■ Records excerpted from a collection
________________
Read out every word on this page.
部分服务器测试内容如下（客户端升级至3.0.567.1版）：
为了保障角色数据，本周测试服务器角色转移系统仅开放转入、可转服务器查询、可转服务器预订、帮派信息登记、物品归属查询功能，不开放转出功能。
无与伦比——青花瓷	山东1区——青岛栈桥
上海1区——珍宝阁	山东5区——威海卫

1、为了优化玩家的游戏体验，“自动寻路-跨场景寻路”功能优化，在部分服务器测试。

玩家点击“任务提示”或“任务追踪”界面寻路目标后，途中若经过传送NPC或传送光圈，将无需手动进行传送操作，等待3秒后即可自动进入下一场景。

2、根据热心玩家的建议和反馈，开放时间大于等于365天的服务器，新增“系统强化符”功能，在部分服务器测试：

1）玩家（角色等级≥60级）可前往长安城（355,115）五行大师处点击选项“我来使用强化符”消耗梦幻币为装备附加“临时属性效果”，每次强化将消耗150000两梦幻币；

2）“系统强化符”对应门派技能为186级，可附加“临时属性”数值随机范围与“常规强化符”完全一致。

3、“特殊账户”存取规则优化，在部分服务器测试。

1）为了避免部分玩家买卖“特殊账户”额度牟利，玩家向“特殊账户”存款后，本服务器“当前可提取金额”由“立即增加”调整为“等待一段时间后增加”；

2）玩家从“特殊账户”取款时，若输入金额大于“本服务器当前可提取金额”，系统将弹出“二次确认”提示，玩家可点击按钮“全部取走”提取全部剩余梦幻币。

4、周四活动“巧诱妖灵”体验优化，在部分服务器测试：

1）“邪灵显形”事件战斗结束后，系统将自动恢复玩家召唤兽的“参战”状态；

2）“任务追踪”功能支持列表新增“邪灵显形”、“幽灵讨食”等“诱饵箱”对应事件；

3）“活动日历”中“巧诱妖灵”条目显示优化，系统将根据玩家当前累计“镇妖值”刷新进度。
________________
Write out the whole listing again. Match it word for word.

Read out every word on this page.
部分服务器测试内容如下（客户端升级至3.0.567.1版）：
为了保障角色数据，本周测试服务器角色转移系统仅开放转入、可转服务器查询、可转服务器预订、帮派信息登记、物品归属查询功能，不开放转出功能。
无与伦比——青花瓷	山东1区——青岛栈桥
上海1区——珍宝阁	山东5区——威海卫

1、为了优化玩家的游戏体验，“自动寻路-跨场景寻路”功能优化，在部分服务器测试。

玩家点击“任务提示”或“任务追踪”界面寻路目标后，途中若经过传送NPC或传送光圈，将无需手动进行传送操作，等待3秒后即可自动进入下一场景。

2、根据热心玩家的建议和反馈，开放时间大于等于365天的服务器，新增“系统强化符”功能，在部分服务器测试：

1）玩家（角色等级≥60级）可前往长安城（355,115）五行大师处点击选项“我来使用强化符”消耗梦幻币为装备附加“临时属性效果”，每次强化将消耗150000两梦幻币；

2）“系统强化符”对应门派技能为186级，可附加“临时属性”数值随机范围与“常规强化符”完全一致。

3、“特殊账户”存取规则优化，在部分服务器测试。

1）为了避免部分玩家买卖“特殊账户”额度牟利，玩家向“特殊账户”存款后，本服务器“当前可提取金额”由“立即增加”调整为“等待一段时间后增加”；

2）玩家从“特殊账户”取款时，若输入金额大于“本服务器当前可提取金额”，系统将弹出“二次确认”提示，玩家可点击按钮“全部取走”提取全部剩余梦幻币。

4、周四活动“巧诱妖灵”体验优化，在部分服务器测试：

1）“邪灵显形”事件战斗结束后，系统将自动恢复玩家召唤兽的“参战”状态；

2）“任务追踪”功能支持列表新增“邪灵显形”、“幽灵讨食”等“诱饵箱”对应事件；

3）“活动日历”中“巧诱妖灵”条目显示优化，系统将根据玩家当前累计“镇妖值”刷新进度。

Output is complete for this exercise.